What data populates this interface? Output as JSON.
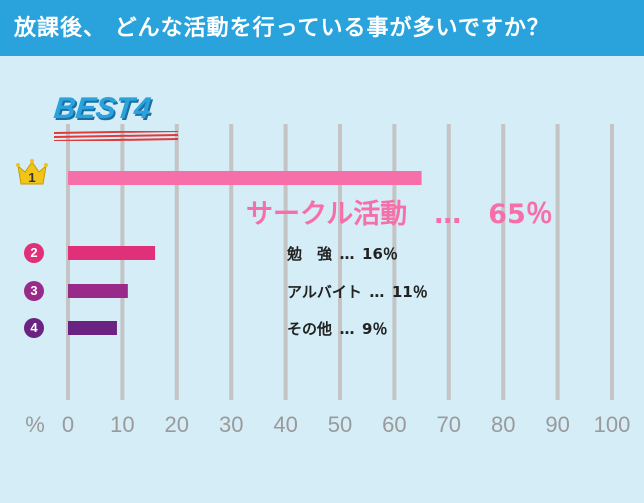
{
  "header": {
    "title": "放課後、 どんな活動を行っている事が多いですか？"
  },
  "best_label": "BEST4",
  "colors": {
    "header_bg": "#2aa3dc",
    "grid": "#c4c4c4",
    "rank1": "#f76fa8",
    "rank2": "#e0307a",
    "rank3": "#9a2a8a",
    "rank4": "#6a2283",
    "crown": "#f2c418"
  },
  "chart_data": {
    "type": "bar",
    "orientation": "horizontal",
    "categories": [
      "サークル活動",
      "勉　強",
      "アルバイト",
      "その他"
    ],
    "values": [
      65,
      16,
      11,
      9
    ],
    "value_labels": [
      "65％",
      "16％",
      "11％",
      "9％"
    ],
    "ranks": [
      "1",
      "2",
      "3",
      "4"
    ],
    "separator": "…",
    "xlabel": "%",
    "xlim": [
      0,
      100
    ],
    "xticks": [
      0,
      10,
      20,
      30,
      40,
      50,
      60,
      70,
      80,
      90,
      100
    ],
    "grid": true
  }
}
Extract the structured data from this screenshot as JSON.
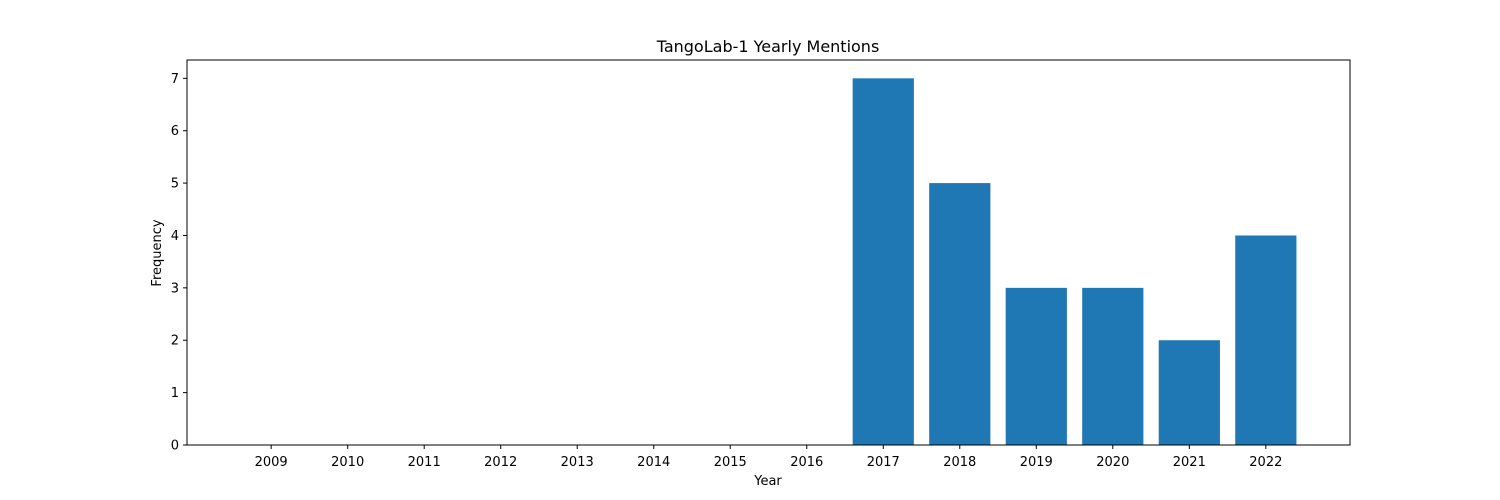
{
  "chart_data": {
    "type": "bar",
    "title": "TangoLab-1 Yearly Mentions",
    "xlabel": "Year",
    "ylabel": "Frequency",
    "categories": [
      "2009",
      "2010",
      "2011",
      "2012",
      "2013",
      "2014",
      "2015",
      "2016",
      "2017",
      "2018",
      "2019",
      "2020",
      "2021",
      "2022"
    ],
    "values": [
      0,
      0,
      0,
      0,
      0,
      0,
      0,
      0,
      7,
      5,
      3,
      3,
      2,
      4
    ],
    "ylim": [
      0,
      7.35
    ],
    "yticks": [
      0,
      1,
      2,
      3,
      4,
      5,
      6,
      7
    ],
    "grid": false,
    "legend": "none",
    "bar_color": "#1f77b4"
  }
}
........
**What to do**
Pictures are excluded; output everything else in the data verbatim.

**Reply**
What data populates this interface? Output as JSON.
{
  "header": {
    "title": "放課後、 どんな活動を行っている事が多いですか？"
  },
  "best_label": "BEST4",
  "colors": {
    "header_bg": "#2aa3dc",
    "grid": "#c4c4c4",
    "rank1": "#f76fa8",
    "rank2": "#e0307a",
    "rank3": "#9a2a8a",
    "rank4": "#6a2283",
    "crown": "#f2c418"
  },
  "chart_data": {
    "type": "bar",
    "orientation": "horizontal",
    "categories": [
      "サークル活動",
      "勉　強",
      "アルバイト",
      "その他"
    ],
    "values": [
      65,
      16,
      11,
      9
    ],
    "value_labels": [
      "65％",
      "16％",
      "11％",
      "9％"
    ],
    "ranks": [
      "1",
      "2",
      "3",
      "4"
    ],
    "separator": "…",
    "xlabel": "%",
    "xlim": [
      0,
      100
    ],
    "xticks": [
      0,
      10,
      20,
      30,
      40,
      50,
      60,
      70,
      80,
      90,
      100
    ],
    "grid": true
  }
}
Extract the structured data from this screenshot as JSON.
{
  "chart_data": {
    "type": "bar",
    "title": "TangoLab-1 Yearly Mentions",
    "xlabel": "Year",
    "ylabel": "Frequency",
    "categories": [
      "2009",
      "2010",
      "2011",
      "2012",
      "2013",
      "2014",
      "2015",
      "2016",
      "2017",
      "2018",
      "2019",
      "2020",
      "2021",
      "2022"
    ],
    "values": [
      0,
      0,
      0,
      0,
      0,
      0,
      0,
      0,
      7,
      5,
      3,
      3,
      2,
      4
    ],
    "ylim": [
      0,
      7.35
    ],
    "yticks": [
      0,
      1,
      2,
      3,
      4,
      5,
      6,
      7
    ],
    "grid": false,
    "legend": "none",
    "bar_color": "#1f77b4"
  }
}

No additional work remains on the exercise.